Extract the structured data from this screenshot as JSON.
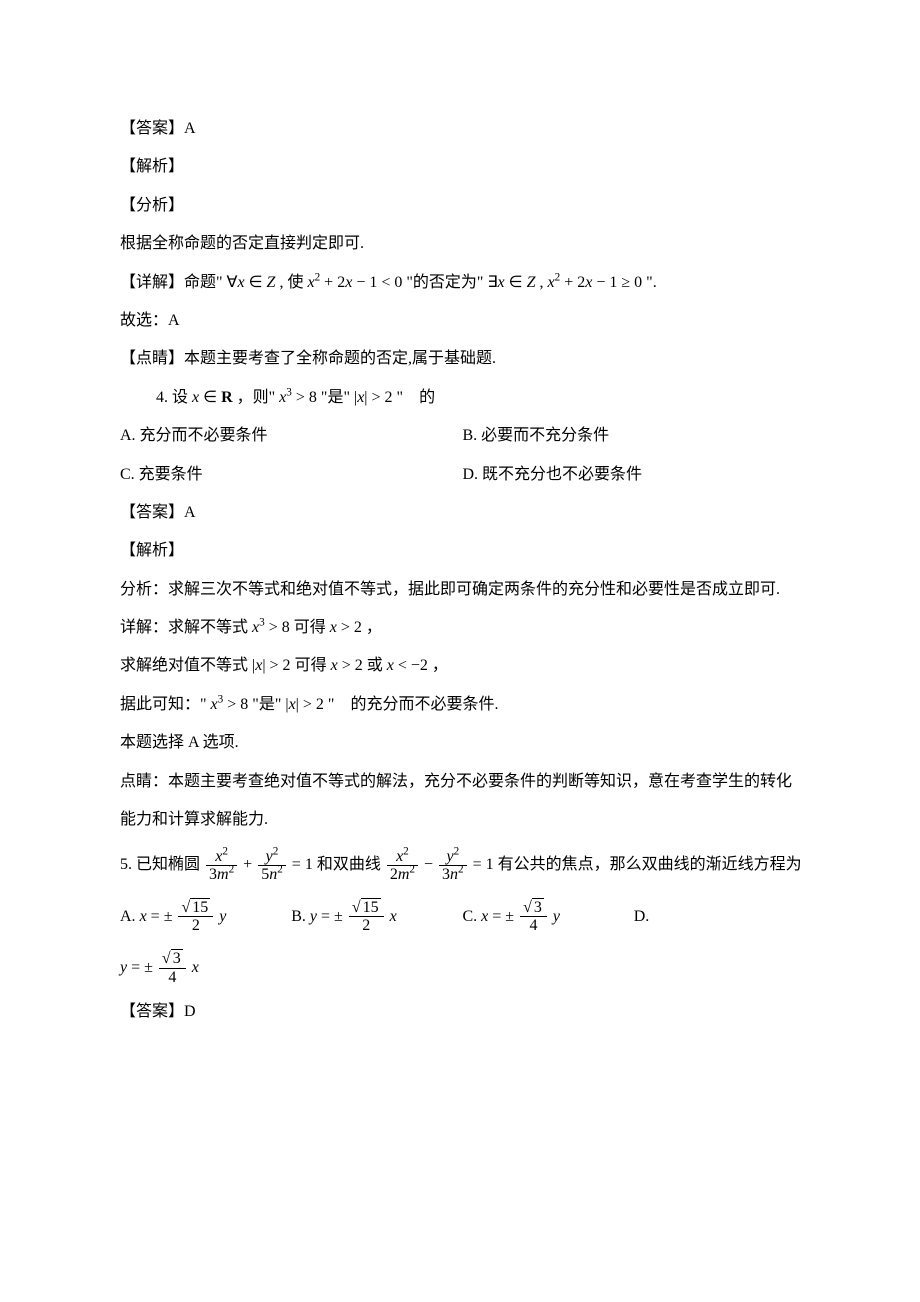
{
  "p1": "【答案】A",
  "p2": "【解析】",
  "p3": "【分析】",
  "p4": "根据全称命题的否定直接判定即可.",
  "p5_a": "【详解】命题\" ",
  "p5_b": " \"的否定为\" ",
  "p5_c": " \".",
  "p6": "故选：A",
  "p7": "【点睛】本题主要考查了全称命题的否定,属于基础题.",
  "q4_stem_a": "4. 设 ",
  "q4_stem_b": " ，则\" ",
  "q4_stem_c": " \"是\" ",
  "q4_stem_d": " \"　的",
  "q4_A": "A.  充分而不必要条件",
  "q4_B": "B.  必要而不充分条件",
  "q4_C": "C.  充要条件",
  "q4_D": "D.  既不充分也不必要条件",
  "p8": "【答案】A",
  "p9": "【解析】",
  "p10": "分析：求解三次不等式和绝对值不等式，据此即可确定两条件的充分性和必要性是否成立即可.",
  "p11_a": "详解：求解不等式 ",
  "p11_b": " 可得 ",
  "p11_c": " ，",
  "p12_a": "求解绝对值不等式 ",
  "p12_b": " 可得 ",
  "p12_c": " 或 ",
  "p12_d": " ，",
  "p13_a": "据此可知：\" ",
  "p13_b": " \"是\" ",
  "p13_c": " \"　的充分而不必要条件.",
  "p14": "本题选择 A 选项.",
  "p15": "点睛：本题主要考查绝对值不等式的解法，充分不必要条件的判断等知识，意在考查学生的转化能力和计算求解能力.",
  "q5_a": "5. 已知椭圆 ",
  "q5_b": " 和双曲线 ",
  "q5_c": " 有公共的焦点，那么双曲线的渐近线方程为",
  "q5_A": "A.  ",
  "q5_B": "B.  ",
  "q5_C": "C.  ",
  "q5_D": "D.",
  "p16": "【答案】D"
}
---
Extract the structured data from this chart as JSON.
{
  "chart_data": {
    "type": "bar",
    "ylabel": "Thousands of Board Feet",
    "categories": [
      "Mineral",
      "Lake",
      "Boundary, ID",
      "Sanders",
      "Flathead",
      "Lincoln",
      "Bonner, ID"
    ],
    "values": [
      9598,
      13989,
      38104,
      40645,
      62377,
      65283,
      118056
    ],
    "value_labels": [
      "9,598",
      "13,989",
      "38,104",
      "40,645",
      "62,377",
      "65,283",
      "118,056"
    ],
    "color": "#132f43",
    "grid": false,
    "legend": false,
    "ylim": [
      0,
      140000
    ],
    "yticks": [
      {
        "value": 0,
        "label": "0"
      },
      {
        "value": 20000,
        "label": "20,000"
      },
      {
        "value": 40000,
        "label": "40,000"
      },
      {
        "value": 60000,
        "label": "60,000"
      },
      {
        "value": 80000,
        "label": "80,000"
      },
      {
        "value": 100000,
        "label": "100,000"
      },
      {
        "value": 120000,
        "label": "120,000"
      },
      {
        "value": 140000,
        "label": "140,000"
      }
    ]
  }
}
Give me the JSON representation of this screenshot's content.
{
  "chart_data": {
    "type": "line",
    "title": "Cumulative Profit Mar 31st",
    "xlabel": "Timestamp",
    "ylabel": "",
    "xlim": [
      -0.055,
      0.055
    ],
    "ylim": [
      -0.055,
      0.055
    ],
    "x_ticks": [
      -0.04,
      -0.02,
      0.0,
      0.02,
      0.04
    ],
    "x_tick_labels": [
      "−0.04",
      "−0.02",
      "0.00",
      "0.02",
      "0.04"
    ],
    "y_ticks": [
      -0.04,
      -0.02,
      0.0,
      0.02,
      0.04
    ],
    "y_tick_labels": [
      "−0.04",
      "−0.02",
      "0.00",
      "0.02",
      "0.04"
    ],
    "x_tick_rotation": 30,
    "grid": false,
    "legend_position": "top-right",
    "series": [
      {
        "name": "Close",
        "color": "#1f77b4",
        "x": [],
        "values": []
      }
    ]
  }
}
* * *
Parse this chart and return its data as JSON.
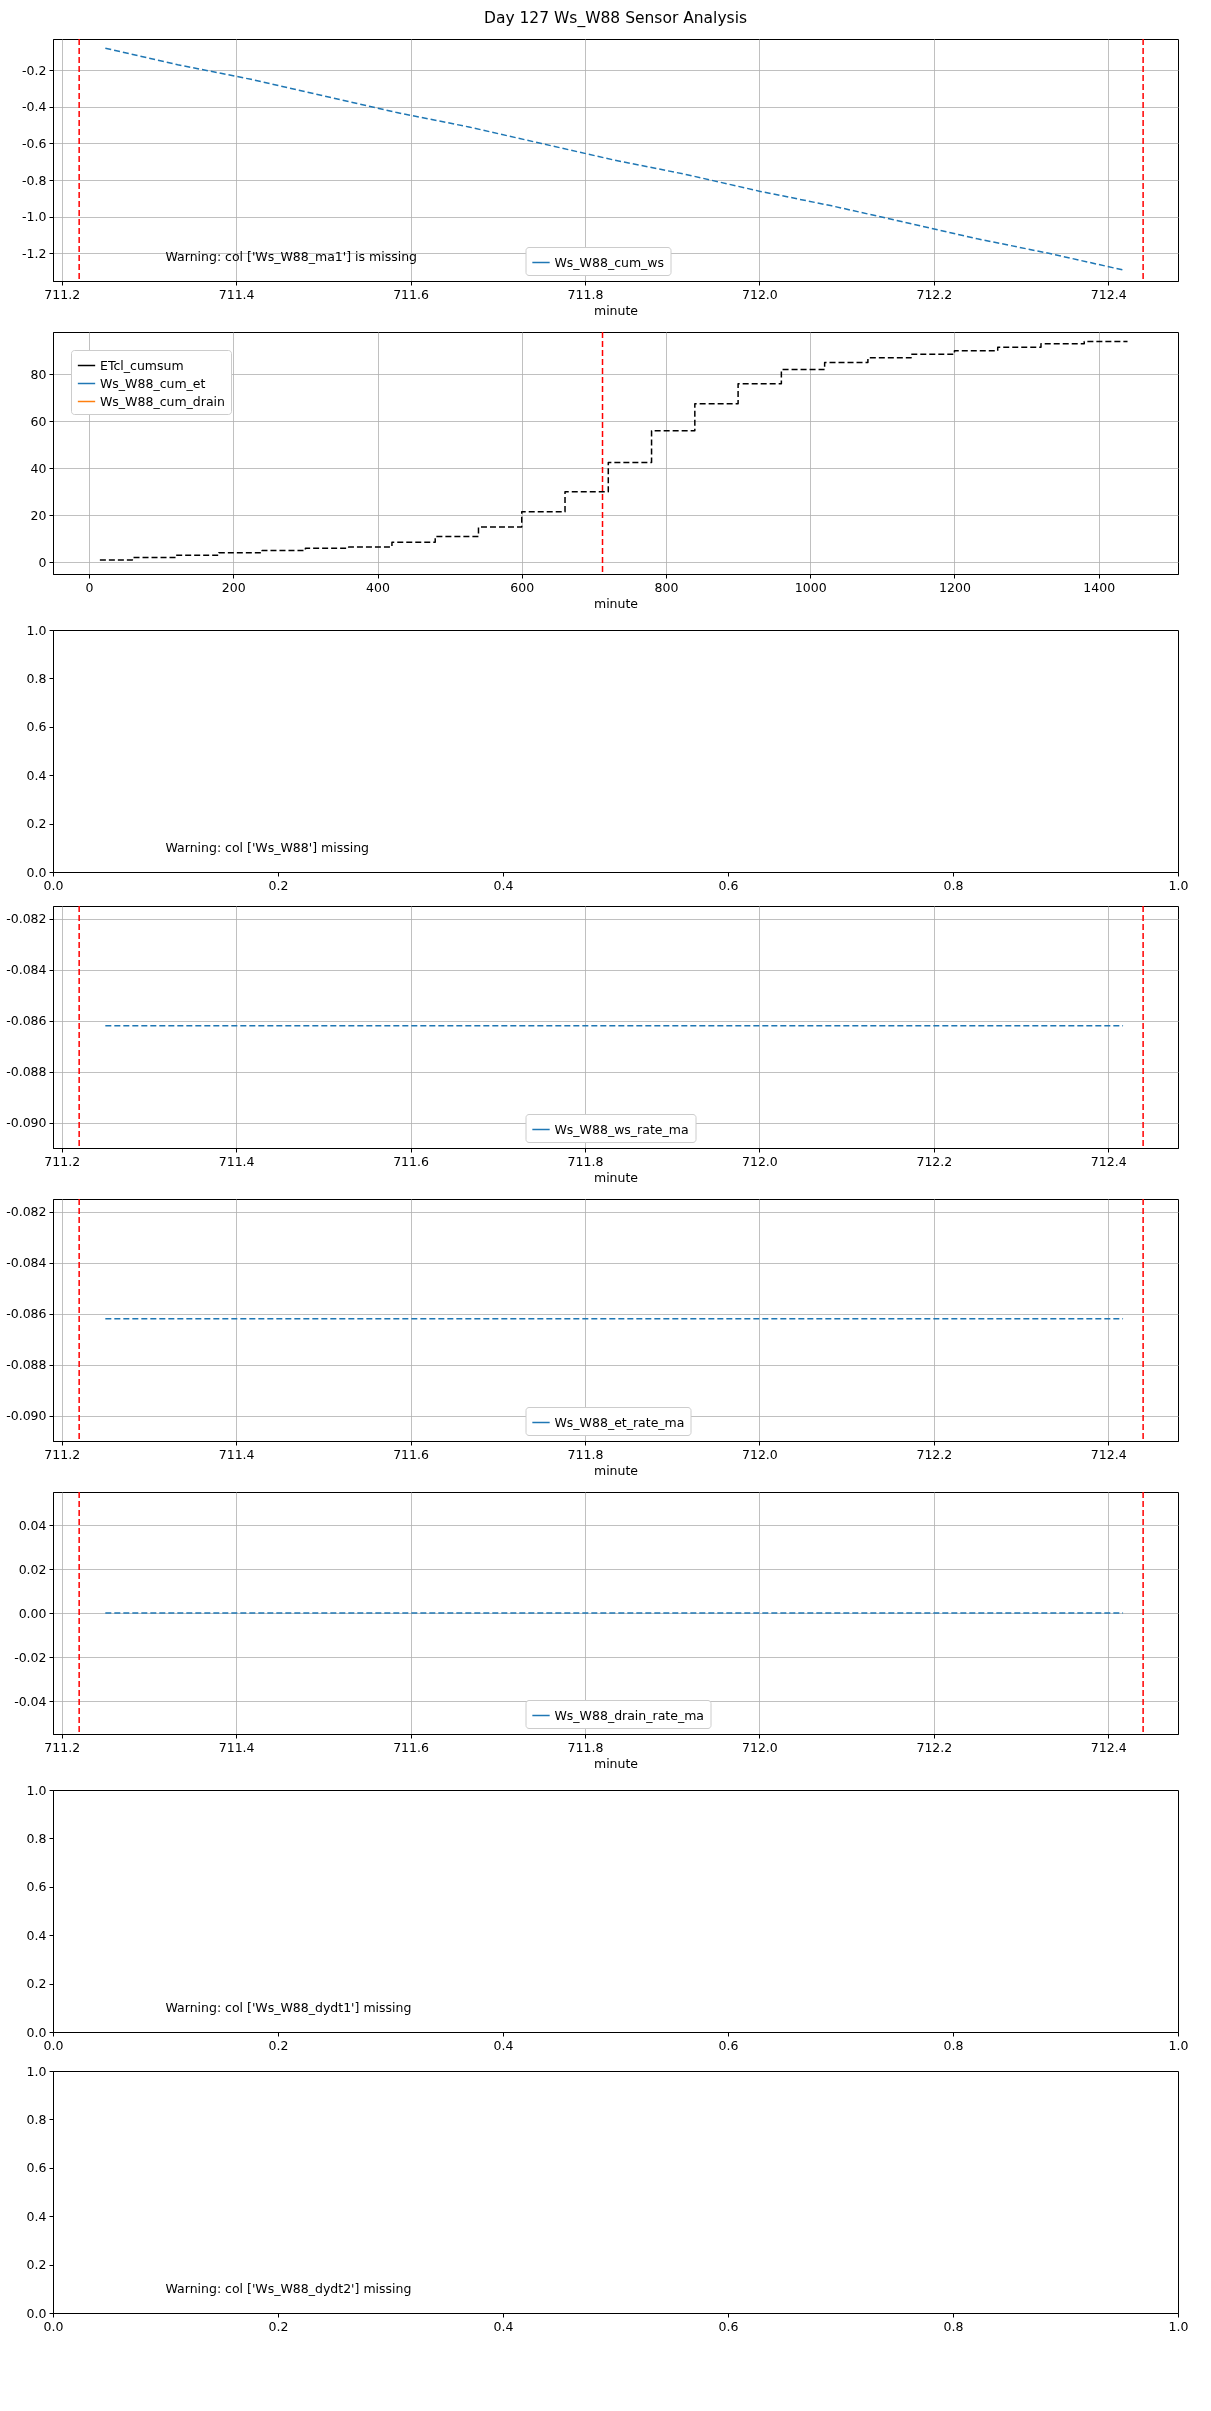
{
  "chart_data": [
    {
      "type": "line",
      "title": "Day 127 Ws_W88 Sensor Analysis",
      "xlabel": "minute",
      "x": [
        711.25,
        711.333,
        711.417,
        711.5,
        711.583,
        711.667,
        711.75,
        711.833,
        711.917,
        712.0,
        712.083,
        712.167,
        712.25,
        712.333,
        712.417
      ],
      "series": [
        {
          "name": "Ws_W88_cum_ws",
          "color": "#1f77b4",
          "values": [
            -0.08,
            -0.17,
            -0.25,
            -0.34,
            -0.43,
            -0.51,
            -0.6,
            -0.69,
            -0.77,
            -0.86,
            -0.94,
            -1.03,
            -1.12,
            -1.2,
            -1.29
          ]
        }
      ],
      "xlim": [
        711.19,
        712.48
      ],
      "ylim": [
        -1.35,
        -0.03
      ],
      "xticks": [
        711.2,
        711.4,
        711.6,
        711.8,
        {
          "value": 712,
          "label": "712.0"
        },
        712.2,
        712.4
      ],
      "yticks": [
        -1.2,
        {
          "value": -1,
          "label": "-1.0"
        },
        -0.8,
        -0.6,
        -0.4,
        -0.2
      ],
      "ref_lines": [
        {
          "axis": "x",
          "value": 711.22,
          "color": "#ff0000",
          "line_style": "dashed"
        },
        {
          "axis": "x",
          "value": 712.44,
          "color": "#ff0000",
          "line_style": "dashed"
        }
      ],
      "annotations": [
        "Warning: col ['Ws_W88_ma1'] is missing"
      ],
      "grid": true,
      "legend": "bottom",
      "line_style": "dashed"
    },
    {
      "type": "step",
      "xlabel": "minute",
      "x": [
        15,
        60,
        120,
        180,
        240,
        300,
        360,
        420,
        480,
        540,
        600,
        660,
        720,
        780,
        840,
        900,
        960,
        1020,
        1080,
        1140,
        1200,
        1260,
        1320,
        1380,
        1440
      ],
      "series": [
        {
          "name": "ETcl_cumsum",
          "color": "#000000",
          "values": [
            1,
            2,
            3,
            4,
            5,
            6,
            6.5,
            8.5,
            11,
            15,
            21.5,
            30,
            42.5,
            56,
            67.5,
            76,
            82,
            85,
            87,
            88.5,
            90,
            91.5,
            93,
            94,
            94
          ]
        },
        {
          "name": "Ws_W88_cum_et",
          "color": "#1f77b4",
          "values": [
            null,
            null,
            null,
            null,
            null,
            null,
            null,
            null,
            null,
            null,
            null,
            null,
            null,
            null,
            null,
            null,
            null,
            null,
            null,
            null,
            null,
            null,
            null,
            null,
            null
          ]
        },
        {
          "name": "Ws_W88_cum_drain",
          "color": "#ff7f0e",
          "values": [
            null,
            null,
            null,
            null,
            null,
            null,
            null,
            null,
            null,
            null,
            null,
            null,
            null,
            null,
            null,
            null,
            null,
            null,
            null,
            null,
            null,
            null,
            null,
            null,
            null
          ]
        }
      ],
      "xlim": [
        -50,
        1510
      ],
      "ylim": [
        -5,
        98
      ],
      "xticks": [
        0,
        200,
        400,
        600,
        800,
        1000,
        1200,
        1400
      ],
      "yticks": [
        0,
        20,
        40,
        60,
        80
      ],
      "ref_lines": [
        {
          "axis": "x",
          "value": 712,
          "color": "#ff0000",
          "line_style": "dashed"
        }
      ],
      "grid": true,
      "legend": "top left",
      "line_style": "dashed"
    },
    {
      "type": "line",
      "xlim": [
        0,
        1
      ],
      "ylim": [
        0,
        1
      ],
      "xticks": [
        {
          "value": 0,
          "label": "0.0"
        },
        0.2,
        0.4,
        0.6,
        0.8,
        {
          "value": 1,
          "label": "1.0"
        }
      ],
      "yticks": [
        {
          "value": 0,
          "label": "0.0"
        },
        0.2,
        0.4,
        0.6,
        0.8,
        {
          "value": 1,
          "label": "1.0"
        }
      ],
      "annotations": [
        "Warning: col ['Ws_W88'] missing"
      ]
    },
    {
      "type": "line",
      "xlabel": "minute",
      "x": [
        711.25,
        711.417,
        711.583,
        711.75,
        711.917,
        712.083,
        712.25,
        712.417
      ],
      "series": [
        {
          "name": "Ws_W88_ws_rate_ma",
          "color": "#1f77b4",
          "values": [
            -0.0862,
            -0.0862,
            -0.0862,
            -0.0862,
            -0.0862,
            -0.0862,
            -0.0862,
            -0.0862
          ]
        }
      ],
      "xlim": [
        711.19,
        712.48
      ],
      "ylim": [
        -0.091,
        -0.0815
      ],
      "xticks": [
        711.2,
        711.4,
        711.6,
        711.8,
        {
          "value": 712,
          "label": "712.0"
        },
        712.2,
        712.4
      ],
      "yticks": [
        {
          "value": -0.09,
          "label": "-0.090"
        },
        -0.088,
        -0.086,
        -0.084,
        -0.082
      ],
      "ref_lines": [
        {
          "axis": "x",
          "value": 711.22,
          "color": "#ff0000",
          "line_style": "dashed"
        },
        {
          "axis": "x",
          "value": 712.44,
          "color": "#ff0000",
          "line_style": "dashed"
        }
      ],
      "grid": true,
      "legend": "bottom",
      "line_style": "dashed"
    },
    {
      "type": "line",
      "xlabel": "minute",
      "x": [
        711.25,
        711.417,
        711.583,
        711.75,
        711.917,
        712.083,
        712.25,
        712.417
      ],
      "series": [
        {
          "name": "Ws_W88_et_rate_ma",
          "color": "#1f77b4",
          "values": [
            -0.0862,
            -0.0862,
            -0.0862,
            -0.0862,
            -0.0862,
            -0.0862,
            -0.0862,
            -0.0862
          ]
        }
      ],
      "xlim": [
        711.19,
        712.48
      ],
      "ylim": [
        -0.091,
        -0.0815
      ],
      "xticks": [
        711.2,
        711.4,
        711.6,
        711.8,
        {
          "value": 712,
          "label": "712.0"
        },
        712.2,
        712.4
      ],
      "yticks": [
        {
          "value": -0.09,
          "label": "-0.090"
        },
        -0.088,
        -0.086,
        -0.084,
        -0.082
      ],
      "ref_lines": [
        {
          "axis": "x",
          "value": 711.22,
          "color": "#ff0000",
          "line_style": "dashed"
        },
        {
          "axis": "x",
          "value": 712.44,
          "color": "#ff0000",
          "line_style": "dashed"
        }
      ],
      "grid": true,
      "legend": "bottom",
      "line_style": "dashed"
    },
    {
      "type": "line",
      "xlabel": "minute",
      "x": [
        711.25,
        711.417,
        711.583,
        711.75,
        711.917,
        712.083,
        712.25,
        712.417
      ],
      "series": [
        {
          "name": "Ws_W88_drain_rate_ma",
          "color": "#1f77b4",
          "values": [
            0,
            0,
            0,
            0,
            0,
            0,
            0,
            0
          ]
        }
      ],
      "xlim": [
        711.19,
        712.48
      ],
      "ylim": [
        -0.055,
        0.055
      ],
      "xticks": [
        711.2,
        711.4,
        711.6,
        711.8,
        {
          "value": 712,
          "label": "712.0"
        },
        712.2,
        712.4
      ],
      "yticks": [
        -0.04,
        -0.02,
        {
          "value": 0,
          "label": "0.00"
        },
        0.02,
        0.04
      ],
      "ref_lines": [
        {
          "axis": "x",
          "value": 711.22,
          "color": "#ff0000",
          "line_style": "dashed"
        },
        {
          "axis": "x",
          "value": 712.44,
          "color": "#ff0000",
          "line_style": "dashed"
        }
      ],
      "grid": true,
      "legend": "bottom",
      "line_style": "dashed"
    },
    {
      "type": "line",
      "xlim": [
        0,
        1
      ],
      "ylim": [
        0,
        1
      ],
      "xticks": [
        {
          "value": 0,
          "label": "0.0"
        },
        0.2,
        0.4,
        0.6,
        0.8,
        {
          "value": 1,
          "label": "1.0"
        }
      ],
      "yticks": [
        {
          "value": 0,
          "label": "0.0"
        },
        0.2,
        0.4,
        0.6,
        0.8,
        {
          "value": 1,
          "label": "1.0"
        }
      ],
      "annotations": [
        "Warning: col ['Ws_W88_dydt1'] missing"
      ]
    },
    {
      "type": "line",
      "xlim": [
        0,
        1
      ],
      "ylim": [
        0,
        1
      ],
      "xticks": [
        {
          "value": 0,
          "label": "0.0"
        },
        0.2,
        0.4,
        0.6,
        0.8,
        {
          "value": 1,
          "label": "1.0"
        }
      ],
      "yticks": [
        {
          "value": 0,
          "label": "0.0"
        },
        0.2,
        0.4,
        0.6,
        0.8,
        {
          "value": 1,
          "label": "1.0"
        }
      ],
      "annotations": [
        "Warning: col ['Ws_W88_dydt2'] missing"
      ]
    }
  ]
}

**INSTRUCTIONS FOR THE TASK**. Pull out every line holding "name" from the records above, and copy it.

**SOLUTION FOR THIS EXERCISE**.
        "name": "Close",
          "name": "Ws_W88_cum_ws",
          "name": "ETcl_cumsum",
          "name": "Ws_W88_cum_et",
          "name": "Ws_W88_cum_drain",
          "name": "Ws_W88_ws_rate_ma",
          "name": "Ws_W88_et_rate_ma",
          "name": "Ws_W88_drain_rate_ma",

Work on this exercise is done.